(begin)

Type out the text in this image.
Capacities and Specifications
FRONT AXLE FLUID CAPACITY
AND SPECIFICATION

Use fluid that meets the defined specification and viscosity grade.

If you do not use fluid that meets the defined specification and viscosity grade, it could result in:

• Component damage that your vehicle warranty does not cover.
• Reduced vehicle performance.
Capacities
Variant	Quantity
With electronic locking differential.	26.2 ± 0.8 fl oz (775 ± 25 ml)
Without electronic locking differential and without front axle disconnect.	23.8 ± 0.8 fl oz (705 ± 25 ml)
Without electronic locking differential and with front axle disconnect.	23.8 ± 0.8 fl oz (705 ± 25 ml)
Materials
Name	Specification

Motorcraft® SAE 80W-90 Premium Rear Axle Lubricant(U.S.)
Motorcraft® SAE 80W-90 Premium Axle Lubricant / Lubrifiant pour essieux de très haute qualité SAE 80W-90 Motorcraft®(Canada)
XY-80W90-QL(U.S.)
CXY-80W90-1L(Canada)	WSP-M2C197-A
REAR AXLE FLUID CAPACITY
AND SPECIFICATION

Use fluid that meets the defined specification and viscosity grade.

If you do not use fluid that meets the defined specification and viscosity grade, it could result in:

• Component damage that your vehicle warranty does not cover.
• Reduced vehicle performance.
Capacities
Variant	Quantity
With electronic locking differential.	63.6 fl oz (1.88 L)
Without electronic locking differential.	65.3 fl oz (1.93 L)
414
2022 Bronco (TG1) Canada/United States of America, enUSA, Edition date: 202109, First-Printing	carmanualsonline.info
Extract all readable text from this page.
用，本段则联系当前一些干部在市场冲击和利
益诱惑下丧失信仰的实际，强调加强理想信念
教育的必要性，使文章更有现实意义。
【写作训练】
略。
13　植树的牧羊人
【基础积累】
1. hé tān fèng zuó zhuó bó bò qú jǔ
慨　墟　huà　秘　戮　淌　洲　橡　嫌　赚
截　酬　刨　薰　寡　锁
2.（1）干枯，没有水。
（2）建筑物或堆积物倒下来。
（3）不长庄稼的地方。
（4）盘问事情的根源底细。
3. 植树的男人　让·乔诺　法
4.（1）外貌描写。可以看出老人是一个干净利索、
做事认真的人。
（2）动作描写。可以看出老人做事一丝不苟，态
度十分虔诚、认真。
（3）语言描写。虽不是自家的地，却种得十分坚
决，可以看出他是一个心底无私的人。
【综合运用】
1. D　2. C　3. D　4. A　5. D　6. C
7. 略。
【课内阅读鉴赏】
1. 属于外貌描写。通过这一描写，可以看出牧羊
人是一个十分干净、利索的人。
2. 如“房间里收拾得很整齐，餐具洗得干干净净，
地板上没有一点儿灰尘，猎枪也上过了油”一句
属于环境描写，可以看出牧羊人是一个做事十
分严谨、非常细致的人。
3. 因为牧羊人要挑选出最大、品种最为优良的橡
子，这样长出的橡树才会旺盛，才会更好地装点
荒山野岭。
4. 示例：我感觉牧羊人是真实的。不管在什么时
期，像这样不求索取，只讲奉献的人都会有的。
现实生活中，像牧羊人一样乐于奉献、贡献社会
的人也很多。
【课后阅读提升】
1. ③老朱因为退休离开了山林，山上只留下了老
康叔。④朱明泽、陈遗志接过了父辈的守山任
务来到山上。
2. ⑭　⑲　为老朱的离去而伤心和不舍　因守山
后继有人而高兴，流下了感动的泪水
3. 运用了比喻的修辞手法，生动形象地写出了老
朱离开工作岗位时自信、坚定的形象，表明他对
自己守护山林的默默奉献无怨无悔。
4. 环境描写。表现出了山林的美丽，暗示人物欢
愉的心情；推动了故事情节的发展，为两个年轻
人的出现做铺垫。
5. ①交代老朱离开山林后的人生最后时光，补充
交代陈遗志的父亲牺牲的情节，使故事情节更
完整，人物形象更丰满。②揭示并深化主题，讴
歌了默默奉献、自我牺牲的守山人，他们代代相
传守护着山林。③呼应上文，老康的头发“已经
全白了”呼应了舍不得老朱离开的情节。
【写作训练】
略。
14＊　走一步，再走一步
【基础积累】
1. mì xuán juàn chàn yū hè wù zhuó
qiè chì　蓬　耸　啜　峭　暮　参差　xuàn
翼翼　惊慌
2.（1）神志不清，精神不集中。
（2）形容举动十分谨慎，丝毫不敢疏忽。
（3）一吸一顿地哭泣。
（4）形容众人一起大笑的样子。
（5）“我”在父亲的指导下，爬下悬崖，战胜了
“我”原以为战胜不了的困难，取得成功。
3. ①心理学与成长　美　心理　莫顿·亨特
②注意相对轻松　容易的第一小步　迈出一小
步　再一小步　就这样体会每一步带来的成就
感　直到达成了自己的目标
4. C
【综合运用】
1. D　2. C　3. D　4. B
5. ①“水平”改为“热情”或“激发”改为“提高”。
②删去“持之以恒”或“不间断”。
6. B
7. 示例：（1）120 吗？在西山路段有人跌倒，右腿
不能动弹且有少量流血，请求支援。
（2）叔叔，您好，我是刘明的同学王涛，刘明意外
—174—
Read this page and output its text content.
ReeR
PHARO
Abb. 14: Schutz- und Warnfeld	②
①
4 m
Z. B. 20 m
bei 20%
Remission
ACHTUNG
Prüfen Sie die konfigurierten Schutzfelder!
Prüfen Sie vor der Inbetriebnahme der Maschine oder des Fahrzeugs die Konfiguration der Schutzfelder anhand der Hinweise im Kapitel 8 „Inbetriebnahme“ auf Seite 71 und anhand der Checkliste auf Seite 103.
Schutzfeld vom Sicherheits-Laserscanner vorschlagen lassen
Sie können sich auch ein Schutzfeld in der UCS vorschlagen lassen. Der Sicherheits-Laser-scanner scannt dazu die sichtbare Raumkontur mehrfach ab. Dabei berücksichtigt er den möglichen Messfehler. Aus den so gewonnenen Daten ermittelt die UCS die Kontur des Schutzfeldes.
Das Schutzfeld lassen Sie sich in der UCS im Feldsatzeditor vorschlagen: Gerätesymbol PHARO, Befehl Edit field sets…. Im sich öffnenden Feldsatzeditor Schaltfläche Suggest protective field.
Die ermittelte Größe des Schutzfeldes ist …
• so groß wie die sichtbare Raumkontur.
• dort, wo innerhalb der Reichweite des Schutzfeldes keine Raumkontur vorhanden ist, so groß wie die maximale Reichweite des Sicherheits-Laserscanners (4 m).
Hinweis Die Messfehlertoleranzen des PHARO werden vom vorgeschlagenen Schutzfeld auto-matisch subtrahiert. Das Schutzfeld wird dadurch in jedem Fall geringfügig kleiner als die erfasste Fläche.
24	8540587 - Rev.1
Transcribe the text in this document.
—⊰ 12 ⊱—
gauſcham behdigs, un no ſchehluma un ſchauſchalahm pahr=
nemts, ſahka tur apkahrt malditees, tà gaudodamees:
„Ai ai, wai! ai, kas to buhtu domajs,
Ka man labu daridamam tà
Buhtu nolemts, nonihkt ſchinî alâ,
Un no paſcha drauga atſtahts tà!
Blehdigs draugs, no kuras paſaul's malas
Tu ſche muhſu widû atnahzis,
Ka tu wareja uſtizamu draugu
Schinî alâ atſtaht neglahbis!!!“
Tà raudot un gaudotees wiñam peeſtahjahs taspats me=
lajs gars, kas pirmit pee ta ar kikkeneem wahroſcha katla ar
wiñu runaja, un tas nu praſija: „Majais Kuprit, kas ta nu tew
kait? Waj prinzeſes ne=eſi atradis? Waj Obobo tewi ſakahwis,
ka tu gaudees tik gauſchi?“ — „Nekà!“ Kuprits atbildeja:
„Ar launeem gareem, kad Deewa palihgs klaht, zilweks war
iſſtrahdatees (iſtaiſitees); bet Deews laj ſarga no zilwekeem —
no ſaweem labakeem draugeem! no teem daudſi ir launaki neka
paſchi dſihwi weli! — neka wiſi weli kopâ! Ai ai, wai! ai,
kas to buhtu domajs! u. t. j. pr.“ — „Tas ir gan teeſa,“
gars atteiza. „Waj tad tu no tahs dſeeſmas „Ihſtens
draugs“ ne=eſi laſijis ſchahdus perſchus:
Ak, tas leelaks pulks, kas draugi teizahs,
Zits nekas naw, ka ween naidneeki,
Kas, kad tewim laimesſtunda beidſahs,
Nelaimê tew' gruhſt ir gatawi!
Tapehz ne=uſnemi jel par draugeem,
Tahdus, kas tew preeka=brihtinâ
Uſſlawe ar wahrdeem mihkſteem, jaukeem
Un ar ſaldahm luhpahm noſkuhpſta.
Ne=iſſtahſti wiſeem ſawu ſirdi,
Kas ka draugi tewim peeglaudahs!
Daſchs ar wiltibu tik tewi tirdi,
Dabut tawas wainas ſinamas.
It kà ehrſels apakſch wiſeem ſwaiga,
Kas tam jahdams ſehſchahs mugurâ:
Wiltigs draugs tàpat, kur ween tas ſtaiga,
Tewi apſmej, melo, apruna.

(end)

_TO DO_:
Lines of the material that contain the word "Sicherheits" are to be gathered.

_OUTPUT FOR THIS EXERCISE_:
Schutzfeld vom Sicherheits-Laserscanner vorschlagen lassen
Sie können sich auch ein Schutzfeld in der UCS vorschlagen lassen. Der Sicherheits-Laser-scanner scannt dazu die sichtbare Raumkontur mehrfach ab. Dabei berücksichtigt er den möglichen Messfehler. Aus den so gewonnenen Daten ermittelt die UCS die Kontur des Schutzfeldes.
• dort, wo innerhalb der Reichweite des Schutzfeldes keine Raumkontur vorhanden ist, so groß wie die maximale Reichweite des Sicherheits-Laserscanners (4 m).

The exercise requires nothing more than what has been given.